* _Document_:
^^^^^^^^

Friday, February 8, 2008

During New York Fashion Week 2008, Rudy Nureyev Still A Fashion Influence

Nureyev's legacy apparently not only encompasses the world of dance, but of fashion as well. Last week, Stefano Tonchi, The editor of T: The New York Times Style Magazine, noticed how a New York Fashion Week show channeled Nureyev's style. In his post on T's "The Moment" Blog, (entitled "New York Fashion Week: What Is Wearable") Tonchi says:

At the Z Zegna show it was the nostalgic reference to Rudy Nureyev, the legendary ballet dancer, that made an impact. Those unwearable artistic gestures are what will bring me to the Zegna store on Fifth Avenue . . .
Above is a photo from Life Behind the Metaphor of Nureyev signing autographs backstage—and one of the Z Zegna model "channeling Rudy Nureyev . . ." included with Tonchi's post. Nureyev's fashion sense lives on!

Friday, February 1, 2008

Life Behind the Metaphor Photos Posted on Flickr.com for Review

We're sharing the unique photographs from Life Behind the Metaphor on Flickr.com. The book cover photo has already caught the attention of the Flickr group "Rudolph Nureyev." The group has incorporated some really interesting photos of the ballet great: check them out (including our contribution of "Nureyev: At the Barre") on Flickr. Thanks to "Rudolph Nureyev" Flickr Group Admin Guilia of Rimini, Italy for noticing the Nureyev Legacy Project!

Tuesday, January 22, 2008

International Theatre and Film Books to Offer Life Behind the Metaphor Exclusively in Amsterdam

We're pleased to announce that International Theatre and Film Books (ITFB) retail store will soon be carrying Life Behind the Metaphor for interested readers in Amsterdam. Life Behind the Metaphor examines Nureyev's collaboration with the Dutch National Ballet's long-time Artistic Director Rudi van Dantzig during the company's U.S. tour in 1978. And the historic book presents a significant photographic reference for admirers of Dutch ballet. Our partnership with ITFB is a wonderful opportunity to bring the book to the Netherlands. Look for Life Behind the Metaphor on the ITFB Web site soon. You can contact our new retail partner at:

International Theatre & Film Books
Leidseplein 26
1017 PT Amsterdam
(tel) 020-6226489
(fax) 020-6272148
(e-mail) info@theatreandfilmbooks.com
(web) www.theatreandfilmbooks.com

UPDATE: Life Behind the Metaphor is now available on the ITFB Web site. Take a look and order a copy!

^^^^^^^^

* _Information supplied_:
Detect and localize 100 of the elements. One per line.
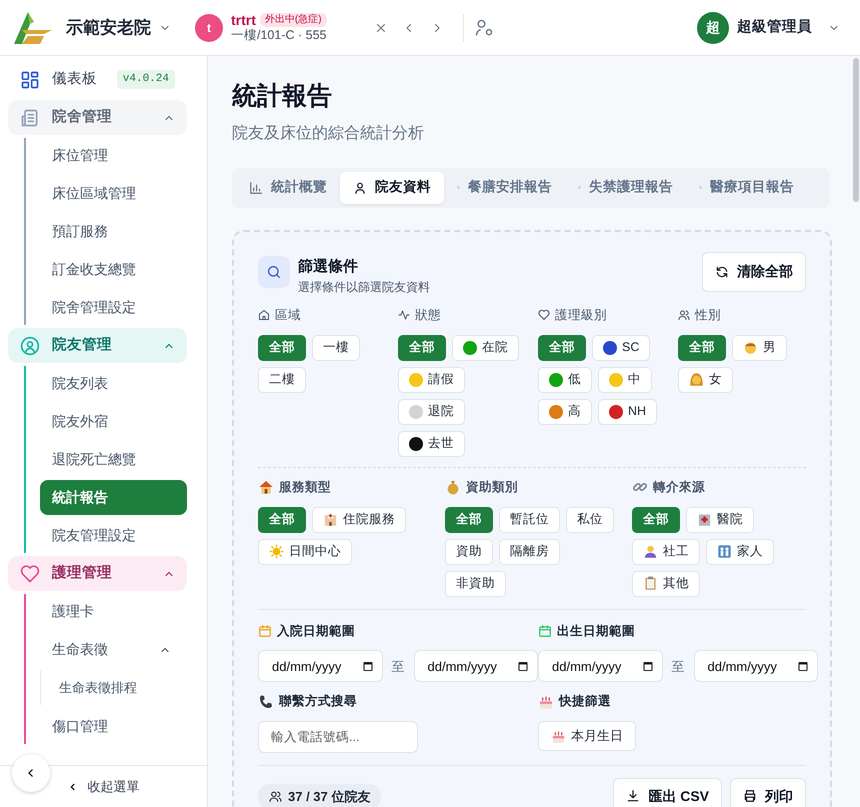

^^^^^^^^

* _Problems to solve_:
(A) According to the Nureyev blog, during which company's 1978 U.S. tour did Nureyev collaborate with Rudi van Dantzig?
(B) Write the next part of the Nureyev blog, picking up after its last line.
The data is separate material from the Nureyev blog.

* _Task responses_:
(A) The Dutch National Ballet's 1978 U.S. tour.

(B)
Friday, January 18, 2008

The Dutch National Ballet's Friends Magazine Reviews Life Behind the Metaphor


More media news: The coordinator of the Friends Circle of the Dutch National Ballet, Wouter Hos, wrote about the book in the January issue of the DNB's Friends Magazine. Dutch readers can check out the article in PDF format here.

Tuesday, January 15, 2008

Dance Magazine Recommends Life Behind the Metaphor In Its December 2007 Issue

We're pleased to note that Dance Magazine included Life Behind the Metaphor in its article "Gift Ideas for Dance Lovers." Reviewer Kina Poon calls the book "beautifully produced," saying:

While Nureyev inevitably shines with his glorious ballon and charismatic looks, his sound bites are also pungent. Among other gems, there's Nureyev insisting that the photographer never crop out the stage floor from under his soaring jete. His quotations also reveal periods of darkness and his tumultuous relationship with [v]an Dantzig. Equally remarkable is [v]an Dantzig's unaffected prose. His musings on being airborne are framed by shots of dancers soaring off a diving board, arms out-stretched, toes pointed.
It's great to see that the dance community appreciates the quality and uniqueness of Life Behind the Metaphor!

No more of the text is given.